Records about charts and figures:
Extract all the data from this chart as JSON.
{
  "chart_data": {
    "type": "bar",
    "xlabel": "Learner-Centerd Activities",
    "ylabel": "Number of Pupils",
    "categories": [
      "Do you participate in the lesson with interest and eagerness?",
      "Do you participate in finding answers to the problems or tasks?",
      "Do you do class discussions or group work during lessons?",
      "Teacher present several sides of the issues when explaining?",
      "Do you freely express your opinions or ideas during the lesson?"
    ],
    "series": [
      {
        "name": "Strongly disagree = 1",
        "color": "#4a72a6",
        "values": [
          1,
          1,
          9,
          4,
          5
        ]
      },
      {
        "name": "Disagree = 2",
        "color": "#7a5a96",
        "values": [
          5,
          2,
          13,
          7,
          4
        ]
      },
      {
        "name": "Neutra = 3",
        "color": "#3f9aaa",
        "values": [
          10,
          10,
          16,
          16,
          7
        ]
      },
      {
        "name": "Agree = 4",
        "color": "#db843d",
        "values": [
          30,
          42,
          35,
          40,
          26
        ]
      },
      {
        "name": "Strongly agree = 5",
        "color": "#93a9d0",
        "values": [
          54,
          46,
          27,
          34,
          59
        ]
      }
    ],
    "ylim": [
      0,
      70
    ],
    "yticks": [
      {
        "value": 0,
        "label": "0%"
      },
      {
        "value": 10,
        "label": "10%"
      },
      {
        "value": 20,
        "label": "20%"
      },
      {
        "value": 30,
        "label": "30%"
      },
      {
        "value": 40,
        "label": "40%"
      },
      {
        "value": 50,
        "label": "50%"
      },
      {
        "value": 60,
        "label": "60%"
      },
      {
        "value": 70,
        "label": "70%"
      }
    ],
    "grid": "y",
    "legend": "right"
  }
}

...

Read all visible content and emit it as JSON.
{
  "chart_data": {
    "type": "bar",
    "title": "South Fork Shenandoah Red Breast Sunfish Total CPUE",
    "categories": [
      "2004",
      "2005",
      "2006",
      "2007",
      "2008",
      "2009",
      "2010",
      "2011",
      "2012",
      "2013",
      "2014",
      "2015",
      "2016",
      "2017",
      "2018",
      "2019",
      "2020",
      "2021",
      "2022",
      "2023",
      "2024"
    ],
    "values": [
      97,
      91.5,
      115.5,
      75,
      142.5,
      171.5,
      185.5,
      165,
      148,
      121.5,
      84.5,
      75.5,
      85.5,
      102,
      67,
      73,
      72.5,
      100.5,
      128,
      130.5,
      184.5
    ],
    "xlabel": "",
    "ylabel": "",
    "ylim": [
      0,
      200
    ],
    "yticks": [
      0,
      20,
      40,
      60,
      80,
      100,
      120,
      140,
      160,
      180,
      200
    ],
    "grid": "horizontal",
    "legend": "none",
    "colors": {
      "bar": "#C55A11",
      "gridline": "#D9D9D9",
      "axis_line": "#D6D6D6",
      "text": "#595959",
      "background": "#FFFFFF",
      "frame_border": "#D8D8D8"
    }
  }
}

> SHORT EXERCISE
Out of the records, collect only those lines that contain the string "participate".

> FINISHED TASK
      "Do you participate in the lesson with interest and eagerness?",
      "Do you participate in finding answers to the problems or tasks?",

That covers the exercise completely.